BEGIN Input data

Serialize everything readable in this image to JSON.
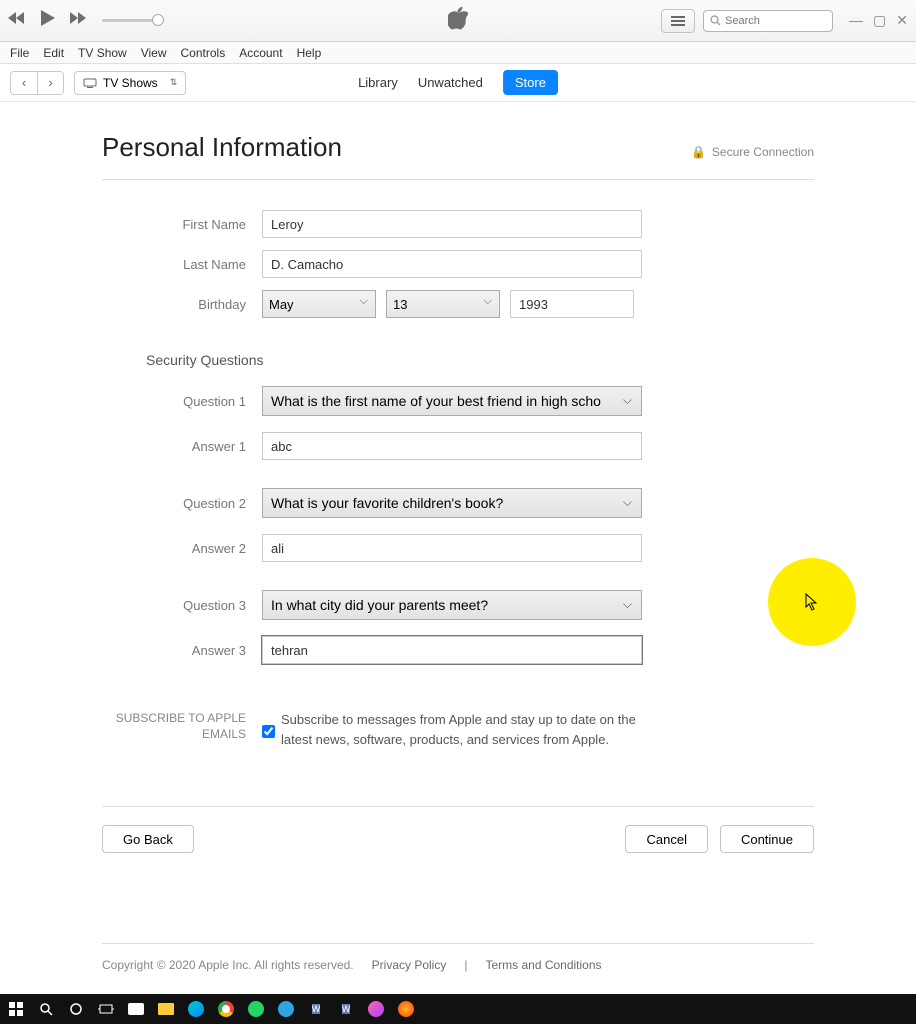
{
  "player": {
    "search_placeholder": "Search"
  },
  "menu": [
    "File",
    "Edit",
    "TV Show",
    "View",
    "Controls",
    "Account",
    "Help"
  ],
  "subnav": {
    "dropdown": "TV Shows",
    "tabs": [
      "Library",
      "Unwatched",
      "Store"
    ],
    "active_tab": 2
  },
  "page": {
    "title": "Personal Information",
    "secure": "Secure Connection"
  },
  "form": {
    "first_name_label": "First Name",
    "first_name": "Leroy",
    "last_name_label": "Last Name",
    "last_name": "D. Camacho",
    "birthday_label": "Birthday",
    "birthday_month": "May",
    "birthday_day": "13",
    "birthday_year": "1993"
  },
  "security": {
    "section_label": "Security Questions",
    "q1_label": "Question 1",
    "q1": "What is the first name of your best friend in high scho",
    "a1_label": "Answer 1",
    "a1": "abc",
    "q2_label": "Question 2",
    "q2": "What is your favorite children's book?",
    "a2_label": "Answer 2",
    "a2": "ali",
    "q3_label": "Question 3",
    "q3": "In what city did your parents meet?",
    "a3_label": "Answer 3",
    "a3": "tehran"
  },
  "subscribe": {
    "label": "SUBSCRIBE TO APPLE EMAILS",
    "checked": true,
    "text": "Subscribe to messages from Apple and stay up to date on the latest news, software, products, and services from Apple."
  },
  "buttons": {
    "back": "Go Back",
    "cancel": "Cancel",
    "continue": "Continue"
  },
  "footer": {
    "copyright": "Copyright © 2020 Apple Inc. All rights reserved.",
    "privacy": "Privacy Policy",
    "sep": "|",
    "terms": "Terms and Conditions"
  }
}
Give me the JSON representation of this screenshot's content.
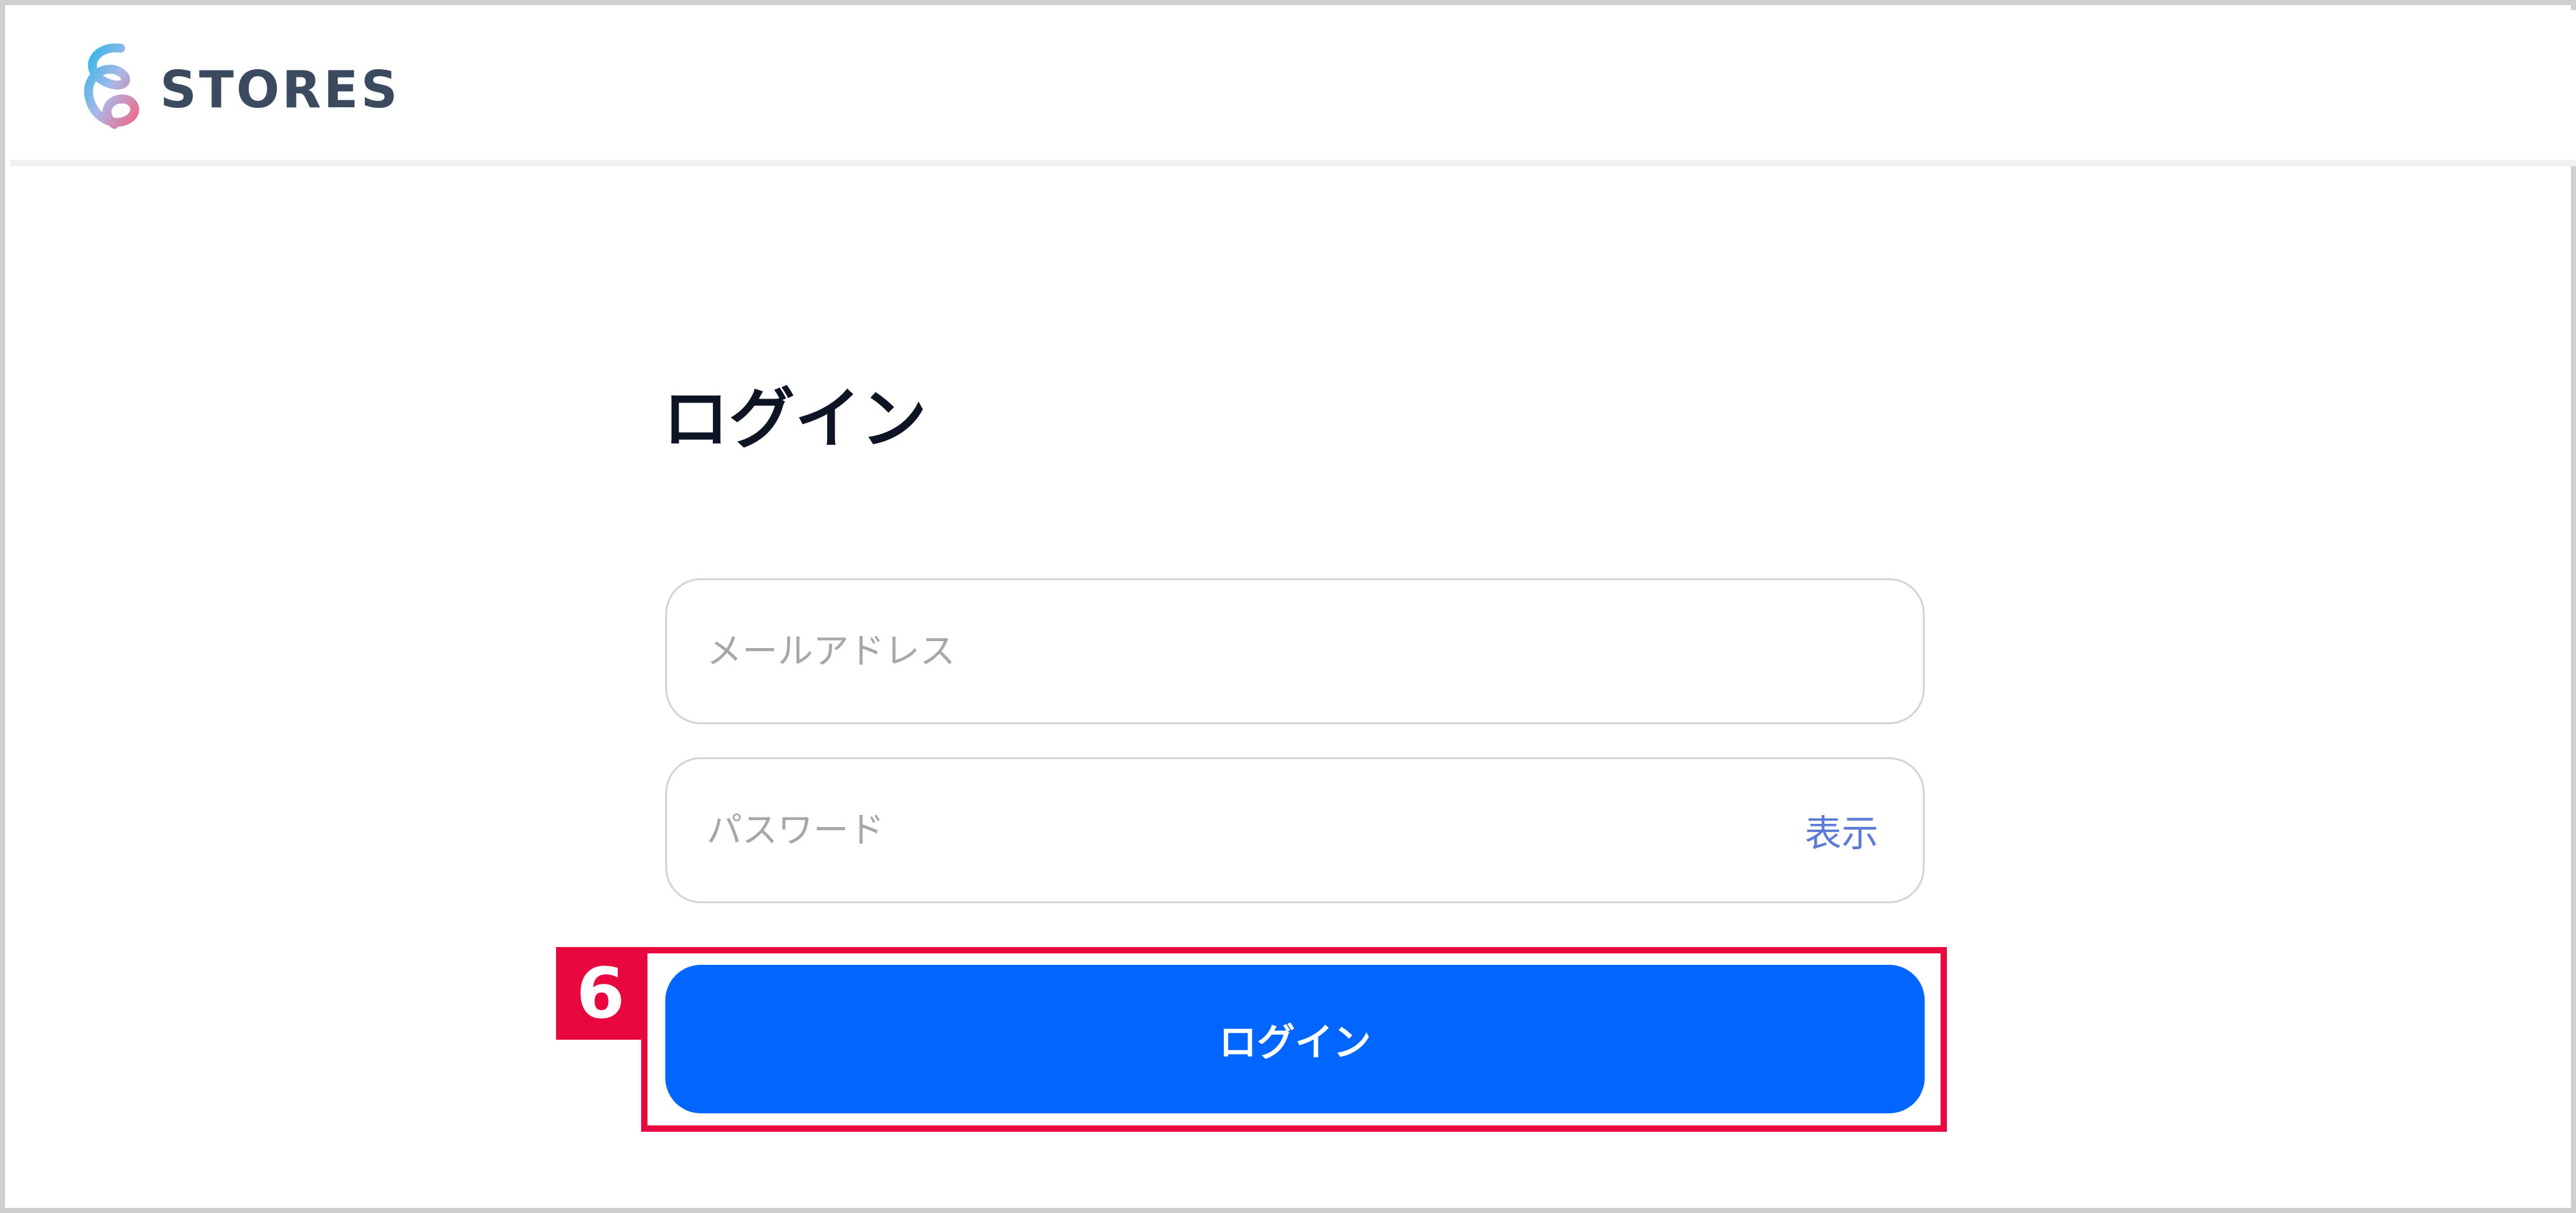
{
  "header": {
    "brand_name": "STORES",
    "logo_icon": "stores-swirl-logo"
  },
  "login_form": {
    "title": "ログイン",
    "email": {
      "placeholder": "メールアドレス",
      "value": ""
    },
    "password": {
      "placeholder": "パスワード",
      "value": "",
      "show_label": "表示"
    },
    "submit_label": "ログイン"
  },
  "annotation": {
    "step_number": "6",
    "color": "#e8083f"
  },
  "colors": {
    "primary_button": "#0066ff",
    "show_link": "#5b7bd6",
    "brand_text": "#3b4a5e"
  }
}
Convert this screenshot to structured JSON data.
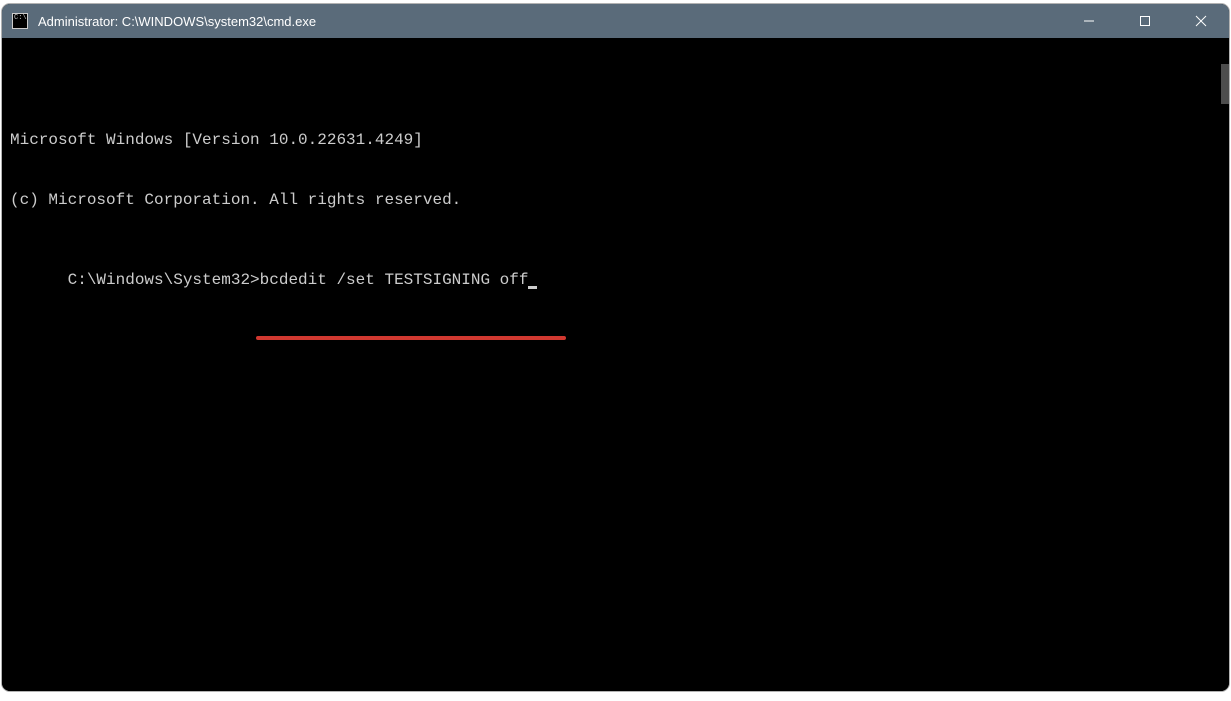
{
  "titlebar": {
    "title": "Administrator: C:\\WINDOWS\\system32\\cmd.exe"
  },
  "terminal": {
    "line1": "Microsoft Windows [Version 10.0.22631.4249]",
    "line2": "(c) Microsoft Corporation. All rights reserved.",
    "blank": "",
    "prompt": "C:\\Windows\\System32>",
    "command": "bcdedit /set TESTSIGNING off"
  },
  "annotation": {
    "underline_color": "#d13830"
  }
}
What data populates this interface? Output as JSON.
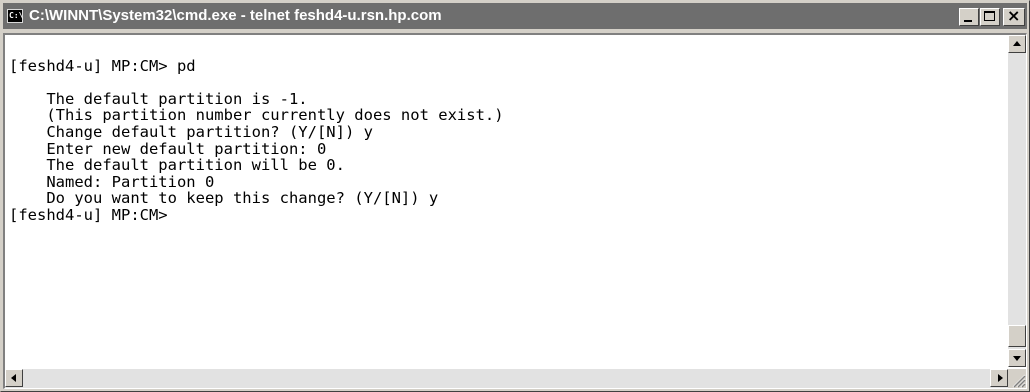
{
  "window": {
    "title": "C:\\WINNT\\System32\\cmd.exe - telnet feshd4-u.rsn.hp.com",
    "icon": "console-window-icon",
    "icon_glyph": "C:\\",
    "controls": {
      "minimize_icon": "minimize-icon",
      "maximize_icon": "maximize-icon",
      "close_icon": "close-icon",
      "close_glyph": "×"
    }
  },
  "console": {
    "lines": [
      "",
      "[feshd4-u] MP:CM> pd",
      "",
      "    The default partition is -1.",
      "    (This partition number currently does not exist.)",
      "    Change default partition? (Y/[N]) y",
      "    Enter new default partition: 0",
      "    The default partition will be 0.",
      "    Named: Partition 0",
      "    Do you want to keep this change? (Y/[N]) y",
      "[feshd4-u] MP:CM>"
    ]
  },
  "scrollbars": {
    "vertical": {
      "position": 0.95
    },
    "horizontal": {
      "position": 0.0
    }
  },
  "colors": {
    "titlebar": "#6e6e6e",
    "title_text": "#ffffff",
    "console_bg": "#ffffff",
    "console_text": "#000000",
    "chrome": "#d4d0c8"
  }
}
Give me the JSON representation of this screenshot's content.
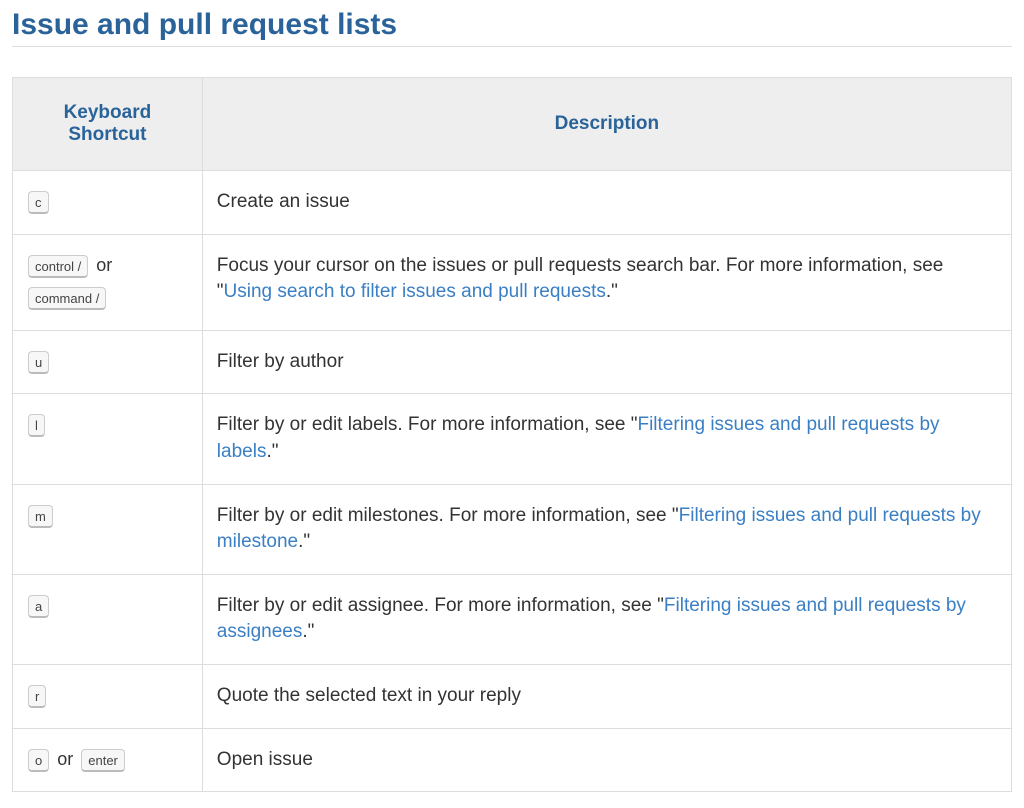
{
  "title": "Issue and pull request lists",
  "table": {
    "headers": {
      "shortcut": "Keyboard Shortcut",
      "description": "Description"
    },
    "or_label": "or",
    "rows": [
      {
        "keys_line1": [
          {
            "label": "c"
          }
        ],
        "keys_line1_or": false,
        "keys_line2": [],
        "desc_prefix": "Create an issue",
        "link_text": "",
        "desc_suffix": ""
      },
      {
        "keys_line1": [
          {
            "label": "control /"
          }
        ],
        "keys_line1_or": true,
        "keys_line2": [
          {
            "label": "command /"
          }
        ],
        "desc_prefix": "Focus your cursor on the issues or pull requests search bar. For more information, see \"",
        "link_text": "Using search to filter issues and pull requests",
        "desc_suffix": ".\""
      },
      {
        "keys_line1": [
          {
            "label": "u"
          }
        ],
        "keys_line1_or": false,
        "keys_line2": [],
        "desc_prefix": "Filter by author",
        "link_text": "",
        "desc_suffix": ""
      },
      {
        "keys_line1": [
          {
            "label": "l"
          }
        ],
        "keys_line1_or": false,
        "keys_line2": [],
        "desc_prefix": "Filter by or edit labels. For more information, see \"",
        "link_text": "Filtering issues and pull requests by labels",
        "desc_suffix": ".\""
      },
      {
        "keys_line1": [
          {
            "label": "m"
          }
        ],
        "keys_line1_or": false,
        "keys_line2": [],
        "desc_prefix": "Filter by or edit milestones. For more information, see \"",
        "link_text": "Filtering issues and pull requests by milestone",
        "desc_suffix": ".\""
      },
      {
        "keys_line1": [
          {
            "label": "a"
          }
        ],
        "keys_line1_or": false,
        "keys_line2": [],
        "desc_prefix": "Filter by or edit assignee. For more information, see \"",
        "link_text": "Filtering issues and pull requests by assignees",
        "desc_suffix": ".\""
      },
      {
        "keys_line1": [
          {
            "label": "r"
          }
        ],
        "keys_line1_or": false,
        "keys_line2": [],
        "desc_prefix": "Quote the selected text in your reply",
        "link_text": "",
        "desc_suffix": ""
      },
      {
        "keys_line1": [
          {
            "label": "o"
          }
        ],
        "keys_line1_or": true,
        "keys_line2_inline": [
          {
            "label": "enter"
          }
        ],
        "keys_line2": [],
        "desc_prefix": "Open issue",
        "link_text": "",
        "desc_suffix": ""
      }
    ]
  }
}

END Input data

_Short problem_
Quote every line word for word and keep the images out of the copy.

_Response_
Serialize everything readable in this image to JSON.
{
  "player": {
    "search_placeholder": "Search"
  },
  "menu": [
    "File",
    "Edit",
    "TV Show",
    "View",
    "Controls",
    "Account",
    "Help"
  ],
  "subnav": {
    "dropdown": "TV Shows",
    "tabs": [
      "Library",
      "Unwatched",
      "Store"
    ],
    "active_tab": 2
  },
  "page": {
    "title": "Personal Information",
    "secure": "Secure Connection"
  },
  "form": {
    "first_name_label": "First Name",
    "first_name": "Leroy",
    "last_name_label": "Last Name",
    "last_name": "D. Camacho",
    "birthday_label": "Birthday",
    "birthday_month": "May",
    "birthday_day": "13",
    "birthday_year": "1993"
  },
  "security": {
    "section_label": "Security Questions",
    "q1_label": "Question 1",
    "q1": "What is the first name of your best friend in high scho",
    "a1_label": "Answer 1",
    "a1": "abc",
    "q2_label": "Question 2",
    "q2": "What is your favorite children's book?",
    "a2_label": "Answer 2",
    "a2": "ali",
    "q3_label": "Question 3",
    "q3": "In what city did your parents meet?",
    "a3_label": "Answer 3",
    "a3": "tehran"
  },
  "subscribe": {
    "label": "SUBSCRIBE TO APPLE EMAILS",
    "checked": true,
    "text": "Subscribe to messages from Apple and stay up to date on the latest news, software, products, and services from Apple."
  },
  "buttons": {
    "back": "Go Back",
    "cancel": "Cancel",
    "continue": "Continue"
  },
  "footer": {
    "copyright": "Copyright © 2020 Apple Inc. All rights reserved.",
    "privacy": "Privacy Policy",
    "sep": "|",
    "terms": "Terms and Conditions"
  }
}
Give me the JSON representation of this screenshot's content.
{
  "header": {
    "brand_name": "STORES",
    "logo_icon": "stores-swirl-logo"
  },
  "login_form": {
    "title": "ログイン",
    "email": {
      "placeholder": "メールアドレス",
      "value": ""
    },
    "password": {
      "placeholder": "パスワード",
      "value": "",
      "show_label": "表示"
    },
    "submit_label": "ログイン"
  },
  "annotation": {
    "step_number": "6",
    "color": "#e8083f"
  },
  "colors": {
    "primary_button": "#0066ff",
    "show_link": "#5b7bd6",
    "brand_text": "#3b4a5e"
  }
}
Convert this screenshot to structured JSON data.
{
  "titlebar": {
    "title": "Administrator: C:\\WINDOWS\\system32\\cmd.exe"
  },
  "terminal": {
    "line1": "Microsoft Windows [Version 10.0.22631.4249]",
    "line2": "(c) Microsoft Corporation. All rights reserved.",
    "blank": "",
    "prompt": "C:\\Windows\\System32>",
    "command": "bcdedit /set TESTSIGNING off"
  },
  "annotation": {
    "underline_color": "#d13830"
  }
}
What data populates this interface? Output as JSON.
{
  "window": {
    "title": "C:\\WINNT\\System32\\cmd.exe - telnet feshd4-u.rsn.hp.com",
    "icon": "console-window-icon",
    "icon_glyph": "C:\\",
    "controls": {
      "minimize_icon": "minimize-icon",
      "maximize_icon": "maximize-icon",
      "close_icon": "close-icon",
      "close_glyph": "×"
    }
  },
  "console": {
    "lines": [
      "",
      "[feshd4-u] MP:CM> pd",
      "",
      "    The default partition is -1.",
      "    (This partition number currently does not exist.)",
      "    Change default partition? (Y/[N]) y",
      "    Enter new default partition: 0",
      "    The default partition will be 0.",
      "    Named: Partition 0",
      "    Do you want to keep this change? (Y/[N]) y",
      "[feshd4-u] MP:CM>"
    ]
  },
  "scrollbars": {
    "vertical": {
      "position": 0.95
    },
    "horizontal": {
      "position": 0.0
    }
  },
  "colors": {
    "titlebar": "#6e6e6e",
    "title_text": "#ffffff",
    "console_bg": "#ffffff",
    "console_text": "#000000",
    "chrome": "#d4d0c8"
  }
}
Give me the JSON representation of this screenshot's content.
{
  "title": "Issue and pull request lists",
  "table": {
    "headers": {
      "shortcut": "Keyboard Shortcut",
      "description": "Description"
    },
    "or_label": "or",
    "rows": [
      {
        "keys_line1": [
          {
            "label": "c"
          }
        ],
        "keys_line1_or": false,
        "keys_line2": [],
        "desc_prefix": "Create an issue",
        "link_text": "",
        "desc_suffix": ""
      },
      {
        "keys_line1": [
          {
            "label": "control /"
          }
        ],
        "keys_line1_or": true,
        "keys_line2": [
          {
            "label": "command /"
          }
        ],
        "desc_prefix": "Focus your cursor on the issues or pull requests search bar. For more information, see \"",
        "link_text": "Using search to filter issues and pull requests",
        "desc_suffix": ".\""
      },
      {
        "keys_line1": [
          {
            "label": "u"
          }
        ],
        "keys_line1_or": false,
        "keys_line2": [],
        "desc_prefix": "Filter by author",
        "link_text": "",
        "desc_suffix": ""
      },
      {
        "keys_line1": [
          {
            "label": "l"
          }
        ],
        "keys_line1_or": false,
        "keys_line2": [],
        "desc_prefix": "Filter by or edit labels. For more information, see \"",
        "link_text": "Filtering issues and pull requests by labels",
        "desc_suffix": ".\""
      },
      {
        "keys_line1": [
          {
            "label": "m"
          }
        ],
        "keys_line1_or": false,
        "keys_line2": [],
        "desc_prefix": "Filter by or edit milestones. For more information, see \"",
        "link_text": "Filtering issues and pull requests by milestone",
        "desc_suffix": ".\""
      },
      {
        "keys_line1": [
          {
            "label": "a"
          }
        ],
        "keys_line1_or": false,
        "keys_line2": [],
        "desc_prefix": "Filter by or edit assignee. For more information, see \"",
        "link_text": "Filtering issues and pull requests by assignees",
        "desc_suffix": ".\""
      },
      {
        "keys_line1": [
          {
            "label": "r"
          }
        ],
        "keys_line1_or": false,
        "keys_line2": [],
        "desc_prefix": "Quote the selected text in your reply",
        "link_text": "",
        "desc_suffix": ""
      },
      {
        "keys_line1": [
          {
            "label": "o"
          }
        ],
        "keys_line1_or": true,
        "keys_line2_inline": [
          {
            "label": "enter"
          }
        ],
        "keys_line2": [],
        "desc_prefix": "Open issue",
        "link_text": "",
        "desc_suffix": ""
      }
    ]
  }
}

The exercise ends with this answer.